Task instructions: Transcribe every entry word for word. Skip the pictures.

○ ○ ○ ○ ○ ○ ○

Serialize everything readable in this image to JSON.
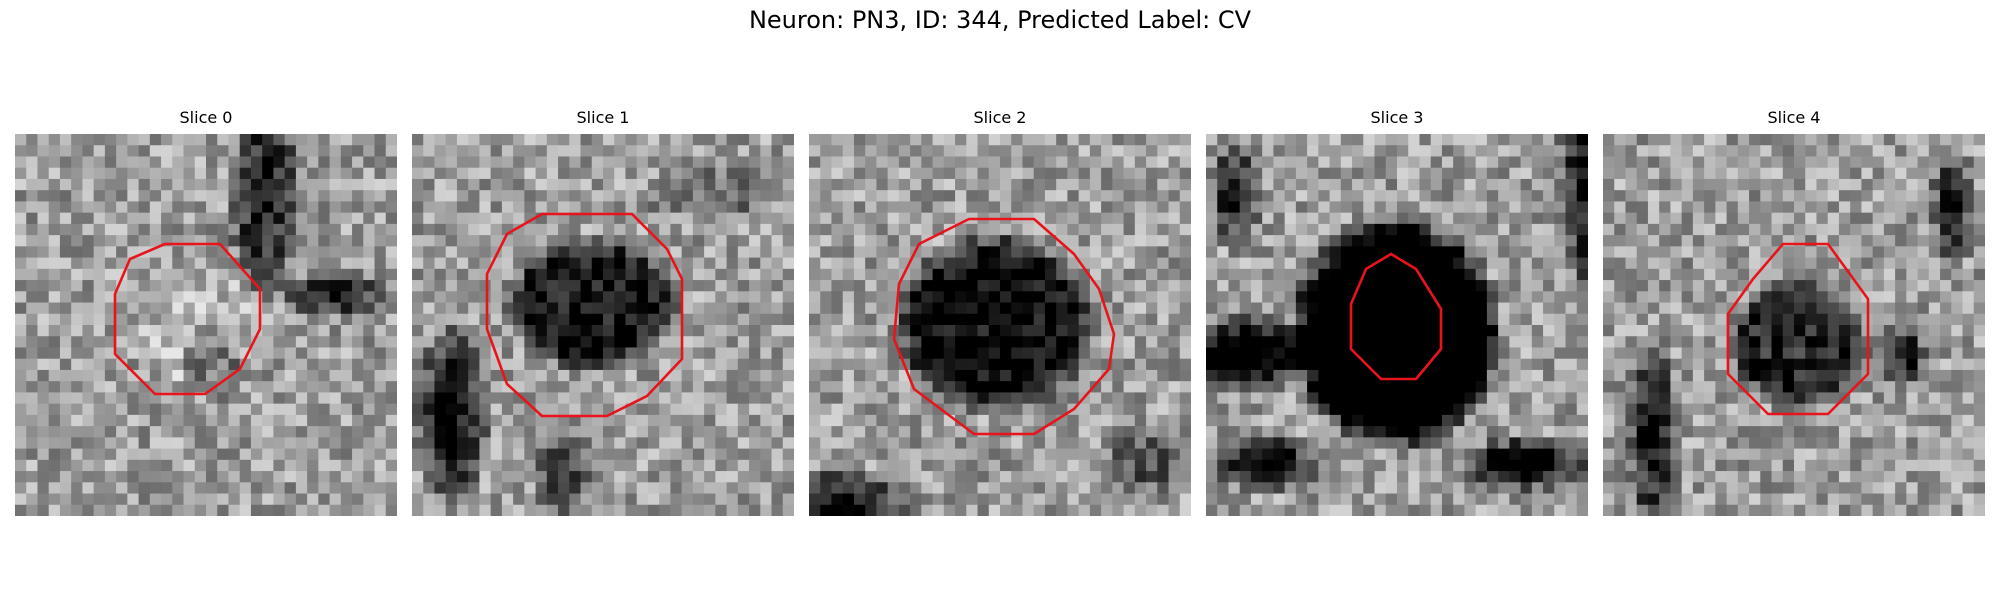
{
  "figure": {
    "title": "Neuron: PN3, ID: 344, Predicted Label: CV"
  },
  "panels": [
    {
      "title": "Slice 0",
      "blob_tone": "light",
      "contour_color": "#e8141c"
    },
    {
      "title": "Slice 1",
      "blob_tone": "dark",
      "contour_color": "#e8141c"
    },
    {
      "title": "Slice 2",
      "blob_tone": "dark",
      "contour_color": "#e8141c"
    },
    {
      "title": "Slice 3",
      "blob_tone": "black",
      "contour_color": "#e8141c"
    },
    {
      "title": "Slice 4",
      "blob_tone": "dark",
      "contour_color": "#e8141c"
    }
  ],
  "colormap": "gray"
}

○ ○ ○ ○ ○ ○ ○

Task output:
Serialize everything readable in this image to JSON.
{
  "figure": {
    "title": "Neuron: PN3, ID: 344, Predicted Label: CV"
  },
  "panels": [
    {
      "title": "Slice 0",
      "blob_tone": "light",
      "contour_color": "#e8141c"
    },
    {
      "title": "Slice 1",
      "blob_tone": "dark",
      "contour_color": "#e8141c"
    },
    {
      "title": "Slice 2",
      "blob_tone": "dark",
      "contour_color": "#e8141c"
    },
    {
      "title": "Slice 3",
      "blob_tone": "black",
      "contour_color": "#e8141c"
    },
    {
      "title": "Slice 4",
      "blob_tone": "dark",
      "contour_color": "#e8141c"
    }
  ],
  "colormap": "gray"
}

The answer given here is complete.